**REQUIRED TASK:**
Where a line below holds the string "population", copy that line.

**ENTRIES:**
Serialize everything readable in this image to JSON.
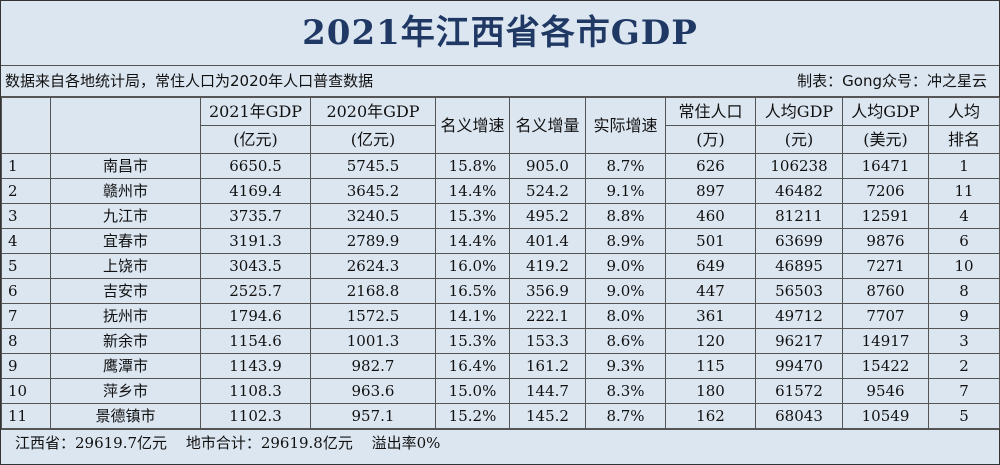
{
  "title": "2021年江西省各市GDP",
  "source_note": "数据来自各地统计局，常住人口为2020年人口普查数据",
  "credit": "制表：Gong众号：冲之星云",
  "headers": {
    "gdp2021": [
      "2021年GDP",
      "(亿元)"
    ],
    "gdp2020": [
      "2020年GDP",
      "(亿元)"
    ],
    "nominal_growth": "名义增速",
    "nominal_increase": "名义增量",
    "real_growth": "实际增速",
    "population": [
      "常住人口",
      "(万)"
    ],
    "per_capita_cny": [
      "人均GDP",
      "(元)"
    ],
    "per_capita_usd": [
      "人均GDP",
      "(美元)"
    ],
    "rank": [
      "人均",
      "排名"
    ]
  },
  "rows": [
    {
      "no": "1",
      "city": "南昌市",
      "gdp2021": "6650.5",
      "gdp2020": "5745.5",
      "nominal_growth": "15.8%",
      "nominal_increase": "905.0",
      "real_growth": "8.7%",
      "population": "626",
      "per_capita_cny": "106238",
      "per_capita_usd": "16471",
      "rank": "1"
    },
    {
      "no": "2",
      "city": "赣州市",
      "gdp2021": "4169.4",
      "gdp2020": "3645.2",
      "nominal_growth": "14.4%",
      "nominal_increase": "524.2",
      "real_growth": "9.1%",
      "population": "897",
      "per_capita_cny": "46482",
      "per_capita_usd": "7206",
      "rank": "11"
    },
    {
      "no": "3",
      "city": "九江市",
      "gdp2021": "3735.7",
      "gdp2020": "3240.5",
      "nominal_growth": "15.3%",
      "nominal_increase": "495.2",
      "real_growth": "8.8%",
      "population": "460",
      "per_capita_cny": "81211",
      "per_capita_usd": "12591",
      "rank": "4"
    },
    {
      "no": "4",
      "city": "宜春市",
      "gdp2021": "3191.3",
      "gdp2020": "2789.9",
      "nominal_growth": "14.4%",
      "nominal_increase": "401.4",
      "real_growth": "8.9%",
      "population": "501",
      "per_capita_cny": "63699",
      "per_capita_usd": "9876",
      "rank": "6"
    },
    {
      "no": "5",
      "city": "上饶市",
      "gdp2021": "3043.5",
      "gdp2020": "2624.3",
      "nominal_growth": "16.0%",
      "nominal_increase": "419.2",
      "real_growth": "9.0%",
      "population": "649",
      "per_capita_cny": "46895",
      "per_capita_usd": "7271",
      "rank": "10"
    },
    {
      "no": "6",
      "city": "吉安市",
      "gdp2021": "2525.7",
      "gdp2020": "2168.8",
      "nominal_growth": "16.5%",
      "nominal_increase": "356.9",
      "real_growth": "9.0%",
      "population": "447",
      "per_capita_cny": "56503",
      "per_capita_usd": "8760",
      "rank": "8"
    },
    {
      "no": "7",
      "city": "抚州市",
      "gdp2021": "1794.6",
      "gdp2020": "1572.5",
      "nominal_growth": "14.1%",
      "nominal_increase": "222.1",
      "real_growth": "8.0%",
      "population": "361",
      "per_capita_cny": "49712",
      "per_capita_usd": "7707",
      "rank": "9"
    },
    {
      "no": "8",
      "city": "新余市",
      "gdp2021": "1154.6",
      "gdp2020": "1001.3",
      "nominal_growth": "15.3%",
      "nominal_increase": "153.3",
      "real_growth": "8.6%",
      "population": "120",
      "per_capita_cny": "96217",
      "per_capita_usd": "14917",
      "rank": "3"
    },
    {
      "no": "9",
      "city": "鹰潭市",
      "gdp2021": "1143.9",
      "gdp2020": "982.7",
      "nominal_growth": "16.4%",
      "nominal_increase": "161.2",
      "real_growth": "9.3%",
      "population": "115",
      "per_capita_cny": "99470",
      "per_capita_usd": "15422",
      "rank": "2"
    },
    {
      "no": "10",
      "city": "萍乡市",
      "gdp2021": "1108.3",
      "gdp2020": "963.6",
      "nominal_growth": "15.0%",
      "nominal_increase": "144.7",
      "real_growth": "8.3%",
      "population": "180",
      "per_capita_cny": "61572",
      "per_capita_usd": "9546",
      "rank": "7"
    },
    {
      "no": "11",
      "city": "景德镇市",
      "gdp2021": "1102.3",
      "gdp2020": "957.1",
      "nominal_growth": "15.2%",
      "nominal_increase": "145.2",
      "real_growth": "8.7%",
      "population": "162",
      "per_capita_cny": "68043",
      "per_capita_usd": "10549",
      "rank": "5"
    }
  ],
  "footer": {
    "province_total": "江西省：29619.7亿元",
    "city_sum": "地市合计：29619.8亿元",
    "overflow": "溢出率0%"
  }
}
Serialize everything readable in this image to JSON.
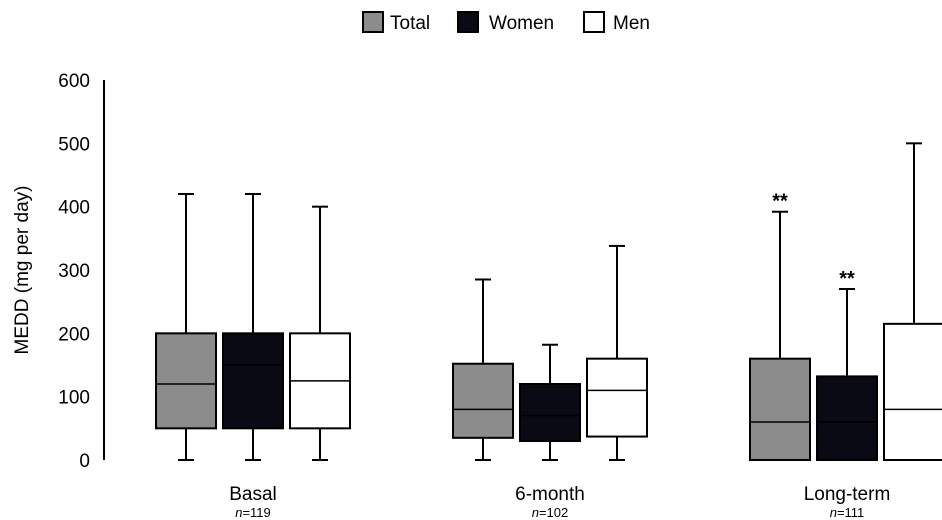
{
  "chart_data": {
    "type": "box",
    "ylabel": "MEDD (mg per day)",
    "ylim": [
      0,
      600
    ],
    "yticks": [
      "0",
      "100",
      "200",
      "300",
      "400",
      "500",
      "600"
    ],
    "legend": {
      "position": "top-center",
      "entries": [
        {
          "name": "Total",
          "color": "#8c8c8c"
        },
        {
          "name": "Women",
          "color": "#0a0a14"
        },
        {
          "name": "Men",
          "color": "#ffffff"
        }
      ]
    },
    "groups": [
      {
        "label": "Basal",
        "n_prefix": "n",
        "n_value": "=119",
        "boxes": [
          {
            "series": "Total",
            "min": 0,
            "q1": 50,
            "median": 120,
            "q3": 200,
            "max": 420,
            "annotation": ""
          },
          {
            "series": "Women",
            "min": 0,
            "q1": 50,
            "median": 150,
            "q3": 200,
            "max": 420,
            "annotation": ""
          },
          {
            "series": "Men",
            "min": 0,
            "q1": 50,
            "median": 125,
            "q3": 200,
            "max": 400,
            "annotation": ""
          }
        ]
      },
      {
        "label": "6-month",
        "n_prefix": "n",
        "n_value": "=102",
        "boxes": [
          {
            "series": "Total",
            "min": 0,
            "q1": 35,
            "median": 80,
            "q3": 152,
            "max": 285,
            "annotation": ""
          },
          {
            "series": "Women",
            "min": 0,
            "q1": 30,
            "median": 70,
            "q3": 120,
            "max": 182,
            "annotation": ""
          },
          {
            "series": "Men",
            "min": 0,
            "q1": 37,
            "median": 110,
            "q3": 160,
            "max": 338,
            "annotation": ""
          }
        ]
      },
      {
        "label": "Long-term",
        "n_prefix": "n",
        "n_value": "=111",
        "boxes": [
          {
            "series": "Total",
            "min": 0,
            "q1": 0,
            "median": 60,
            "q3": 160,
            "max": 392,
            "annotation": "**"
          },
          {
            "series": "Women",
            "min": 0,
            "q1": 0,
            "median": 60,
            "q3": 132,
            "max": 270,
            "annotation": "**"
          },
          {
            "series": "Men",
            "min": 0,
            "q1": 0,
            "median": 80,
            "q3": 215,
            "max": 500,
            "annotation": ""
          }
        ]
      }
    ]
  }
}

...

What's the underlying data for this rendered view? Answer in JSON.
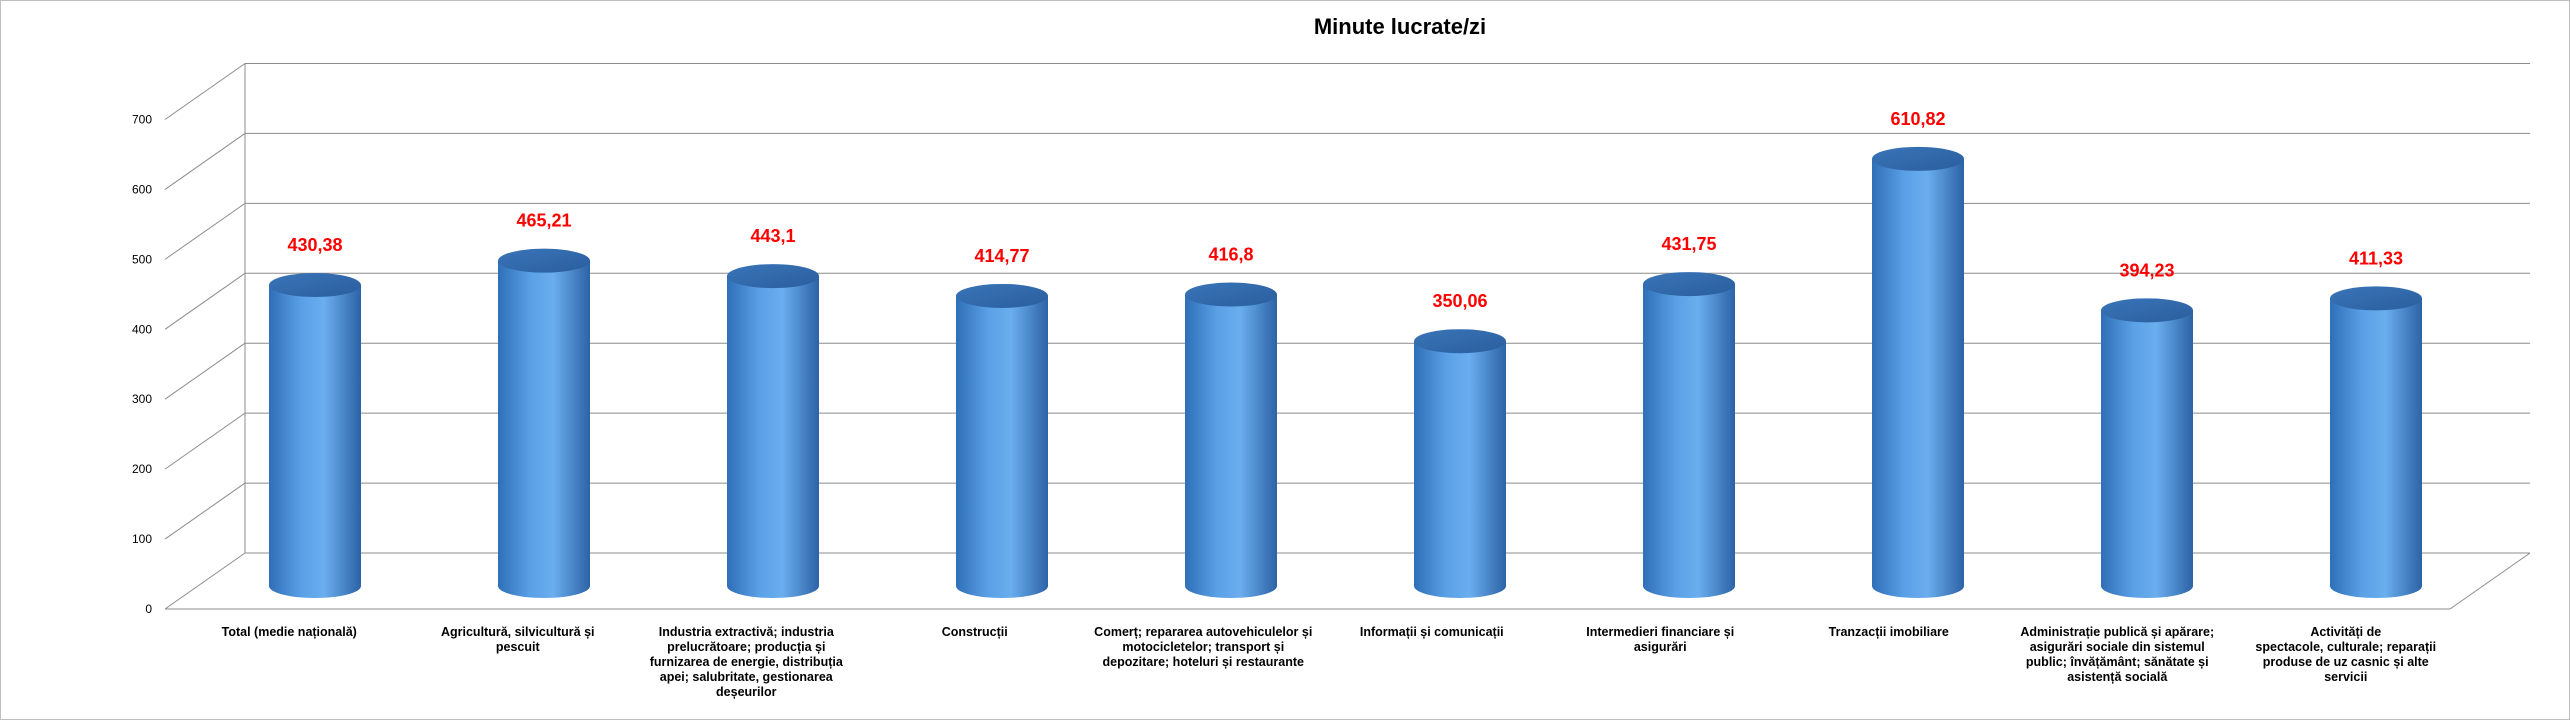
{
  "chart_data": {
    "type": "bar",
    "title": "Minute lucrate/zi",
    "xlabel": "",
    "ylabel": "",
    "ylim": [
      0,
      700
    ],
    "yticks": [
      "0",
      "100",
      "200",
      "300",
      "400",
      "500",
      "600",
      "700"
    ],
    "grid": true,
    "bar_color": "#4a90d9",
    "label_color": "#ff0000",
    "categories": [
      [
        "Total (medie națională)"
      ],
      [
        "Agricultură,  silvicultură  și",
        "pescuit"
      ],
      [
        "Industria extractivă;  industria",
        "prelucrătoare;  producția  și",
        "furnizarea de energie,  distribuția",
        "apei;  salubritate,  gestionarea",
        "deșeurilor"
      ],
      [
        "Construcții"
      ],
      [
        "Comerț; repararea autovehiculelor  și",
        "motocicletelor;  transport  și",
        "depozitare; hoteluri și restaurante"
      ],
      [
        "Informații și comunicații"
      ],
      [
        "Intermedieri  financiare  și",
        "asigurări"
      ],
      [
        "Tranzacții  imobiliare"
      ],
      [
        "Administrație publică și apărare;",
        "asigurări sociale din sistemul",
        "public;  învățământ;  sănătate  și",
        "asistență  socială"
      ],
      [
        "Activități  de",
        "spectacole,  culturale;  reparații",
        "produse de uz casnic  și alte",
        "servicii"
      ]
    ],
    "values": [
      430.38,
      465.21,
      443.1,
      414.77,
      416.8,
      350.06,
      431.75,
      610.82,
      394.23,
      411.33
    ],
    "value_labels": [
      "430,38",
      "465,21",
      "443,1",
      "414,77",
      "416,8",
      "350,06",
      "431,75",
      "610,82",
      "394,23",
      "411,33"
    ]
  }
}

**RESULT BELOW:**
    "population": [
      "population": "626",
      "population": "897",
      "population": "460",
      "population": "501",
      "population": "649",
      "population": "447",
      "population": "361",
      "population": "120",
      "population": "115",
      "population": "180",
      "population": "162",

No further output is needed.